▶ _PROBLEM TO SOLVE_
Only lines with the string "体液调节" matter here; gather them from the material below.

▶ _RECORDS SUPPLIED_
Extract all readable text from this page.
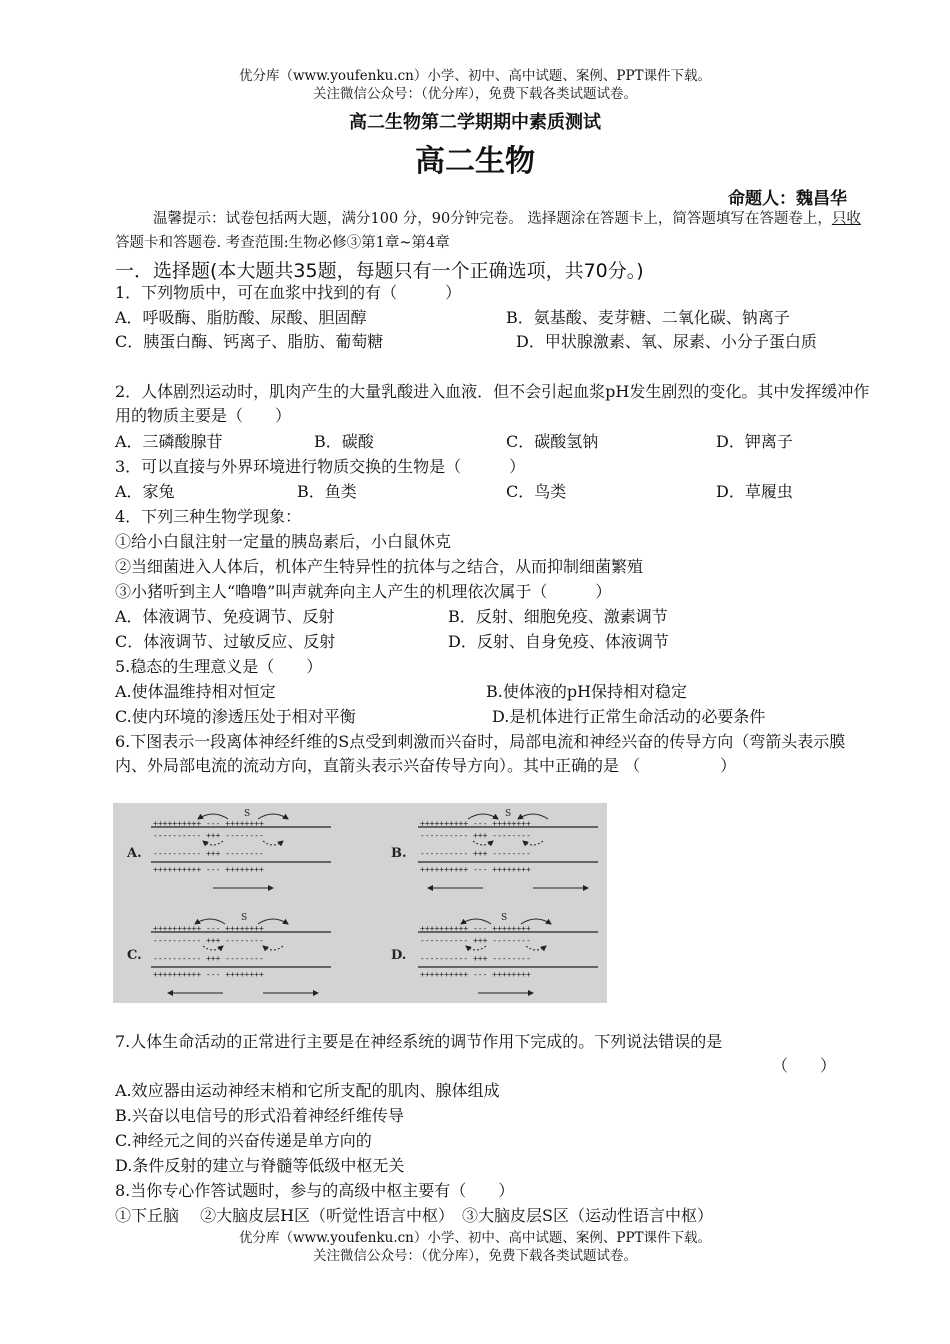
优分库（www.youfenku.cn）小学、初中、高中试题、案例、PPT课件下载。
关注微信公众号：（优分库），免费下载各类试题试卷。
高二生物第二学期期中素质测试
高二生物
命题人：魏昌华
温馨提示：试卷包括两大题，满分100 分，90分钟完卷。 选择题涂在答题卡上，简答题填写在答题卷上，只收答题卡和答题卷. 考查范围:生物必修③第1章~第4章
一．选择题(本大题共35题，每题只有一个正确选项，共70分。)
1．下列物质中，可在血浆中找到的有（　　　）
A．呼吸酶、脂肪酸、尿酸、胆固醇	B．氨基酸、麦芽糖、二氧化碳、钠离子
C．胰蛋白酶、钙离子、脂肪、葡萄糖	D．甲状腺激素、氧、尿素、小分子蛋白质
2．人体剧烈运动时，肌肉产生的大量乳酸进入血液．但不会引起血浆pH发生剧烈的变化。其中发挥缓冲作用的物质主要是（　　）
A．三磷酸腺苷	B．碳酸	C．碳酸氢钠	D．钾离子
3．可以直接与外界环境进行物质交换的生物是（　　　）
A．家兔	B．鱼类	C．鸟类	D．草履虫
4．下列三种生物学现象：
①给小白鼠注射一定量的胰岛素后，小白鼠休克
②当细菌进入人体后，机体产生特异性的抗体与之结合，从而抑制细菌繁殖
③小猪听到主人“噜噜”叫声就奔向主人产生的机理依次属于（　　　）
A．体液调节、免疫调节、反射	B．反射、细胞免疫、激素调节
C．体液调节、过敏反应、反射	D．反射、自身免疫、体液调节
5.稳态的生理意义是（　　）
A.使体温维持相对恒定	B.使体液的pH保持相对稳定
C.使内环境的渗透压处于相对平衡	D.是机体进行正常生命活动的必要条件
6.下图表示一段离体神经纤维的S点受到刺激而兴奋时，局部电流和神经兴奋的传导方向（弯箭头表示膜内、外局部电流的流动方向，直箭头表示兴奋传导方向）。其中正确的是 （　　　　　）
A.
S
++++++++++ --- ++++++++
---------- +++ --------
---------- +++ --------
++++++++++ --- ++++++++
B.
S
++++++++++ --- ++++++++
---------- +++ --------
---------- +++ --------
++++++++++ --- ++++++++
C.
S
++++++++++ --- ++++++++
---------- +++ --------
---------- +++ --------
++++++++++ --- ++++++++
D.
S
++++++++++ --- ++++++++
---------- +++ --------
---------- +++ --------
++++++++++ --- ++++++++
7.人体生命活动的正常进行主要是在神经系统的调节作用下完成的。下列说法错误的是
（　　）
A.效应器由运动神经末梢和它所支配的肌肉、腺体组成
B.兴奋以电信号的形式沿着神经纤维传导
C.神经元之间的兴奋传递是单方向的
D.条件反射的建立与脊髓等低级中枢无关
8.当你专心作答试题时，参与的高级中枢主要有（　　）
①下丘脑　 ②大脑皮层H区（听觉性语言中枢）　③大脑皮层S区（运动性语言中枢）
优分库（www.youfenku.cn）小学、初中、高中试题、案例、PPT课件下载。
关注微信公众号：（优分库），免费下载各类试题试卷。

▶ _EXERCISE OUTPUT_
A．体液调节、免疫调节、反射	B．反射、细胞免疫、激素调节
C．体液调节、过敏反应、反射	D．反射、自身免疫、体液调节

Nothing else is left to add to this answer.